>>
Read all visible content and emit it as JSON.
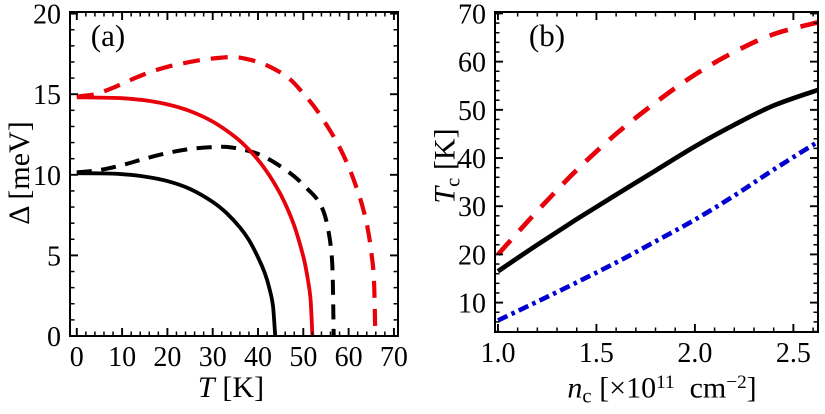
{
  "figure": {
    "background": "#ffffff",
    "colors": {
      "black": "#000000",
      "red": "#e8000b",
      "blue": "#0000d2"
    },
    "panel_a": {
      "label": "(a)",
      "xlabel": {
        "var": "T",
        "unit": "[K]"
      },
      "ylabel": "Δ [meV]"
    },
    "panel_b": {
      "label": "(b)",
      "xlabel": {
        "var": "n",
        "sub": "c",
        "open": "[×10",
        "exp1": "11",
        "mid": "cm",
        "exp2": "−2",
        "close": "]"
      },
      "ylabel": {
        "var": "T",
        "sub": "c",
        "unit": "[K]"
      }
    }
  },
  "chart_data": [
    {
      "type": "line",
      "panel": "a",
      "title": "(a)",
      "xlabel": "T [K]",
      "ylabel": "Δ [meV]",
      "xlim": [
        -1.5,
        70.9
      ],
      "ylim": [
        0,
        20.1
      ],
      "grid": false,
      "legend": "none",
      "xticks": {
        "values": [
          0,
          10,
          20,
          30,
          40,
          50,
          60,
          70
        ],
        "labels": [
          "0",
          "10",
          "20",
          "30",
          "40",
          "50",
          "60",
          "70"
        ],
        "minor_step": 2
      },
      "yticks": {
        "values": [
          0,
          5,
          10,
          15,
          20
        ],
        "labels": [
          "0",
          "5",
          "10",
          "15",
          "20"
        ],
        "minor_step": 1
      },
      "series": [
        {
          "name": "black-dashed-gap",
          "color": "#000000",
          "style": "dashed",
          "dash": "15 9.5",
          "width": 4.0,
          "x": [
            0,
            5,
            10,
            15,
            20,
            25,
            30,
            33,
            36,
            40,
            44,
            48,
            51,
            53,
            54.5,
            55.5,
            56.2,
            56.5,
            56.7
          ],
          "y": [
            10.15,
            10.3,
            10.6,
            11.0,
            11.35,
            11.6,
            11.72,
            11.73,
            11.6,
            11.3,
            10.7,
            9.9,
            9.1,
            8.5,
            7.7,
            6.6,
            5.2,
            3.5,
            0
          ]
        },
        {
          "name": "black-solid-gap",
          "color": "#000000",
          "style": "solid",
          "width": 3.8,
          "x": [
            0,
            5,
            10,
            15,
            20,
            25,
            30,
            33,
            36,
            38,
            40,
            41.5,
            42.5,
            43.3,
            43.8
          ],
          "y": [
            10.1,
            10.09,
            10.04,
            9.89,
            9.61,
            9.12,
            8.32,
            7.64,
            6.74,
            5.95,
            4.88,
            3.9,
            2.97,
            1.86,
            0
          ]
        },
        {
          "name": "red-solid-gap",
          "color": "#e8000b",
          "style": "solid",
          "width": 3.8,
          "x": [
            0,
            5,
            10,
            15,
            20,
            25,
            30,
            35,
            38,
            41,
            44,
            46,
            48,
            50,
            51,
            51.6,
            52
          ],
          "y": [
            14.8,
            14.79,
            14.75,
            14.62,
            14.37,
            13.95,
            13.3,
            12.34,
            11.56,
            10.57,
            9.29,
            8.21,
            6.83,
            4.93,
            3.52,
            2.24,
            0
          ]
        },
        {
          "name": "red-dashed-gap",
          "color": "#e8000b",
          "style": "dashed",
          "dash": "17 11",
          "width": 4.2,
          "x": [
            0,
            4,
            8,
            12,
            16,
            20,
            24,
            28,
            32,
            35,
            38,
            41,
            44,
            47,
            50,
            53,
            56,
            58,
            60,
            61.5,
            63,
            64.2,
            65.1,
            65.6,
            65.9
          ],
          "y": [
            14.85,
            15.0,
            15.4,
            15.9,
            16.35,
            16.7,
            16.95,
            17.15,
            17.27,
            17.3,
            17.15,
            16.9,
            16.5,
            15.95,
            15.05,
            14.0,
            12.7,
            11.7,
            10.5,
            9.4,
            8.1,
            6.7,
            5.0,
            3.4,
            0
          ]
        }
      ]
    },
    {
      "type": "line",
      "panel": "b",
      "title": "(b)",
      "xlabel": "n_c [×10^11 cm^-2]",
      "ylabel": "T_c [K]",
      "xlim": [
        0.985,
        2.625
      ],
      "ylim": [
        3.9,
        70.3
      ],
      "grid": false,
      "legend": "none",
      "xticks": {
        "values": [
          1.0,
          1.5,
          2.0,
          2.5
        ],
        "labels": [
          "1.0",
          "1.5",
          "2.0",
          "2.5"
        ],
        "minor_step": 0.1
      },
      "yticks": {
        "values": [
          10,
          20,
          30,
          40,
          50,
          60,
          70
        ],
        "labels": [
          "10",
          "20",
          "30",
          "40",
          "50",
          "60",
          "70"
        ],
        "minor_step": 2
      },
      "series": [
        {
          "name": "blue-dashdot-Tc",
          "color": "#0000d2",
          "style": "dashdot",
          "dash": "10.5 4.5 3.5 4.5",
          "width": 4.6,
          "x": [
            1.0,
            1.2,
            1.4,
            1.6,
            1.8,
            2.0,
            2.2,
            2.4,
            2.63
          ],
          "y": [
            6.3,
            10.2,
            14.2,
            18.3,
            22.7,
            27.2,
            32.2,
            37.6,
            43.5
          ]
        },
        {
          "name": "black-solid-Tc",
          "color": "#000000",
          "style": "solid",
          "width": 4.7,
          "x": [
            1.0,
            1.2,
            1.4,
            1.6,
            1.8,
            2.0,
            2.2,
            2.4,
            2.63
          ],
          "y": [
            16.5,
            22.0,
            27.3,
            32.4,
            37.4,
            42.4,
            46.9,
            50.9,
            54.2
          ]
        },
        {
          "name": "red-dashed-Tc",
          "color": "#e8000b",
          "style": "dashed",
          "dash": "19 13",
          "width": 4.7,
          "x": [
            1.0,
            1.2,
            1.4,
            1.6,
            1.8,
            2.0,
            2.2,
            2.4,
            2.63
          ],
          "y": [
            20.0,
            29.0,
            37.5,
            45.0,
            51.5,
            57.3,
            62.0,
            65.7,
            68.2
          ]
        }
      ]
    }
  ]
}
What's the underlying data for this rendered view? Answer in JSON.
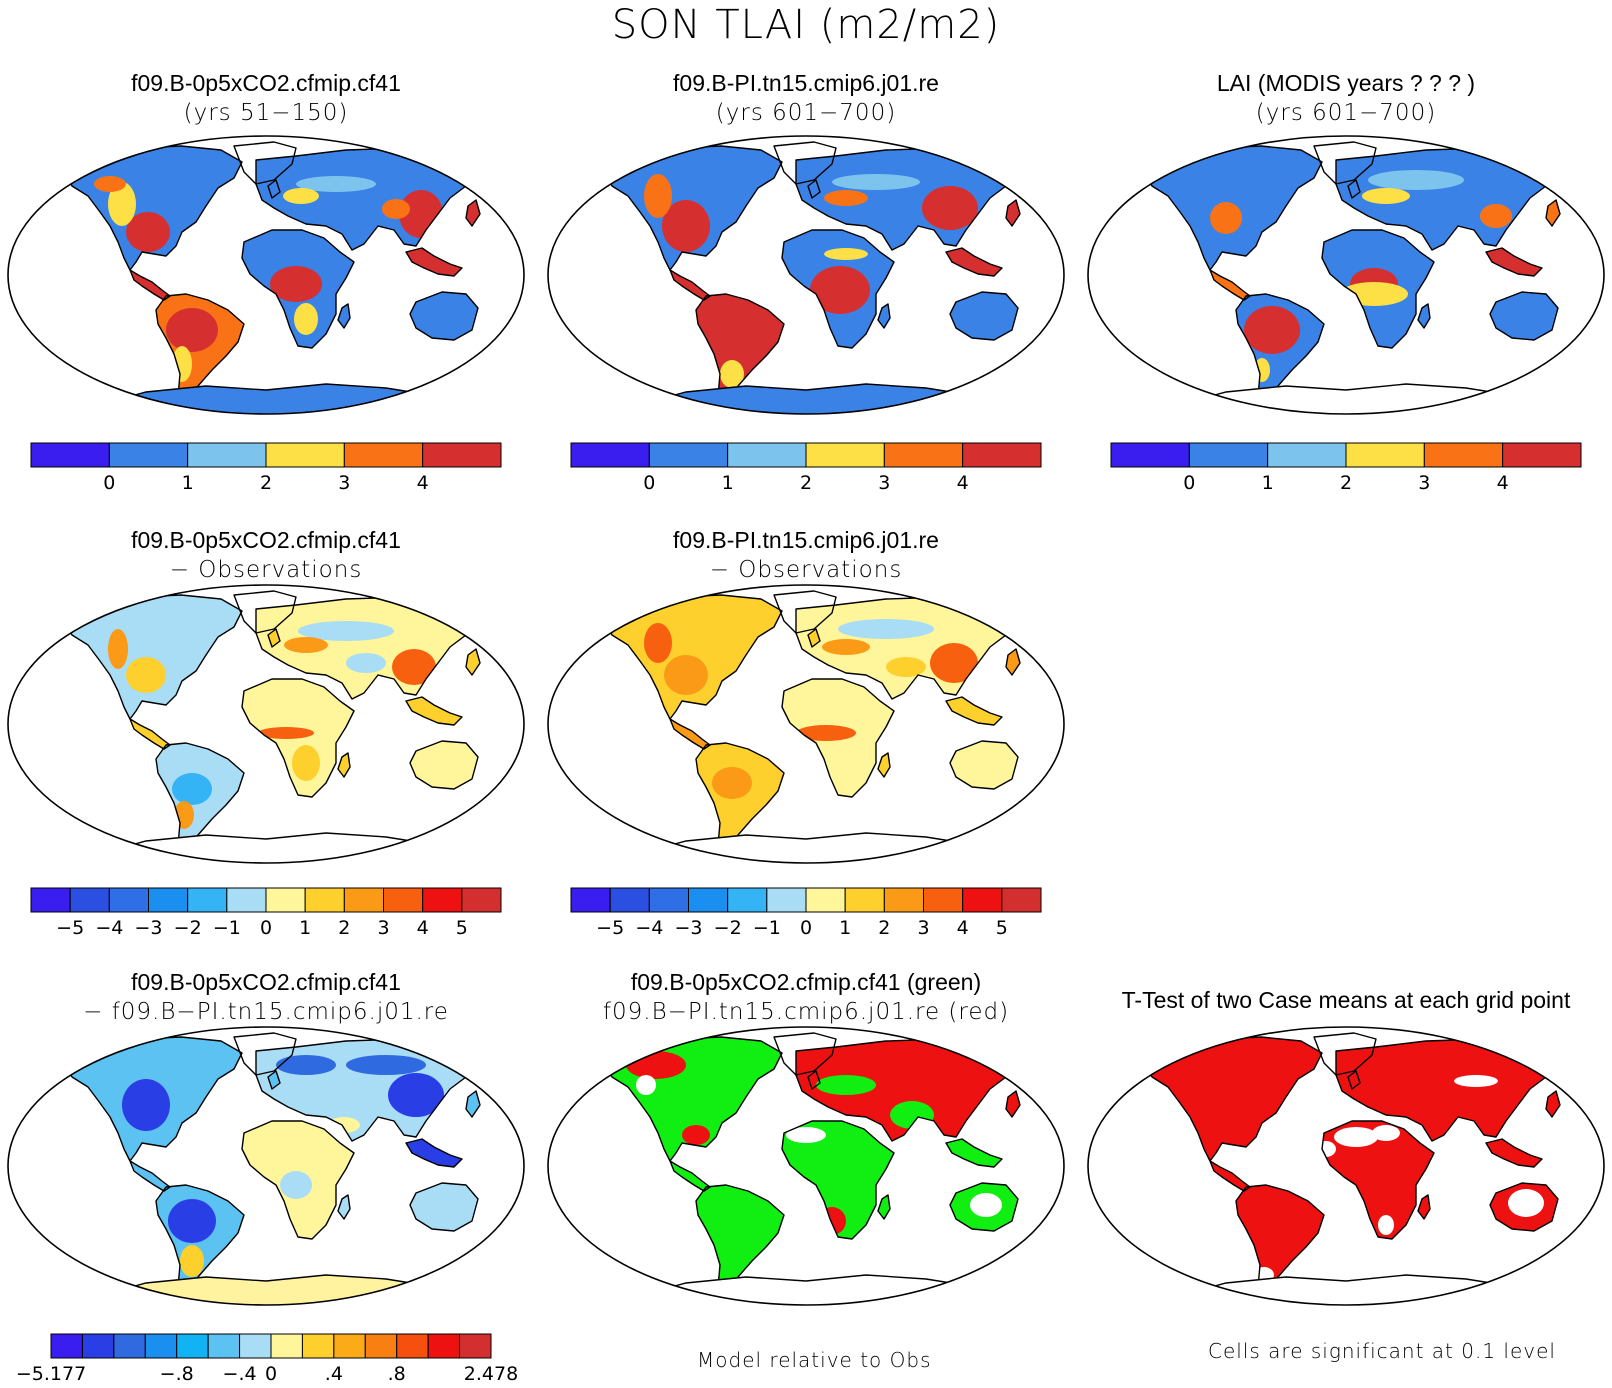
{
  "title": "SON TLAI (m2/m2)",
  "panels": [
    {
      "id": "p1",
      "line1": "f09.B-0p5xCO2.cfmip.cf41",
      "line2": "(yrs 51−150)",
      "scheme": "abs",
      "antarctica": "#3b82e6"
    },
    {
      "id": "p2",
      "line1": "f09.B-PI.tn15.cmip6.j01.re",
      "line2": "(yrs 601−700)",
      "scheme": "abs2",
      "antarctica": "#3b82e6"
    },
    {
      "id": "p3",
      "line1": "LAI (MODIS years ? ? ? )",
      "line2": "(yrs 601−700)",
      "scheme": "obs",
      "antarctica": "#ffffff"
    },
    {
      "id": "p4",
      "line1": "f09.B-0p5xCO2.cfmip.cf41",
      "line2": "− Observations",
      "scheme": "diff",
      "antarctica": "#ffffff"
    },
    {
      "id": "p5",
      "line1": "f09.B-PI.tn15.cmip6.j01.re",
      "line2": "− Observations",
      "scheme": "diff2",
      "antarctica": "#ffffff"
    },
    {
      "id": "p6",
      "line1": "f09.B-0p5xCO2.cfmip.cf41",
      "line2": "− f09.B−PI.tn15.cmip6.j01.re",
      "scheme": "casediff",
      "antarctica": "#fff3a0"
    },
    {
      "id": "p7",
      "line1": "f09.B-0p5xCO2.cfmip.cf41 (green)",
      "line2": "f09.B−PI.tn15.cmip6.j01.re (red)",
      "scheme": "greenred",
      "antarctica": "#ffffff"
    },
    {
      "id": "p8",
      "line1": "T-Test of two Case means at each grid point",
      "line2": "",
      "scheme": "ttest",
      "antarctica": "#ffffff"
    }
  ],
  "colorbars": {
    "abs": {
      "colors": [
        "#3a1ef0",
        "#3b82e6",
        "#7cc4ee",
        "#fde046",
        "#f97316",
        "#d62f2f"
      ],
      "labels": [
        "0",
        "1",
        "2",
        "3",
        "4"
      ]
    },
    "diff": {
      "colors": [
        "#3a1ef0",
        "#2b4fe0",
        "#2f6fe6",
        "#1a8ff0",
        "#34b4f5",
        "#a9dcf5",
        "#fff59a",
        "#fdd02e",
        "#fb9a16",
        "#f7600f",
        "#ee1111",
        "#d42f2f"
      ],
      "labels": [
        "−5",
        "−4",
        "−3",
        "−2",
        "−1",
        "0",
        "1",
        "2",
        "3",
        "4",
        "5"
      ]
    },
    "casediff": {
      "colors": [
        "#3a1ef0",
        "#2a3ee6",
        "#2f6ae0",
        "#1a8ff0",
        "#12b3f5",
        "#5cc2f2",
        "#a9dcf5",
        "#fff59a",
        "#fdd02e",
        "#fbaa18",
        "#f88012",
        "#f5500e",
        "#ee1111",
        "#d42f2f"
      ],
      "labels": [
        "−5.177",
        "−.8",
        "−.4",
        "0",
        ".4",
        ".8",
        "2.478"
      ]
    }
  },
  "notes": {
    "model_relative": "Model relative to Obs",
    "significance": "Cells are significant at 0.1 level"
  }
}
<<
- **Task requirements**: Check each line of the data above for the string "scheme", then report how many lines have it, with no other words.

- **Answer in full**: 8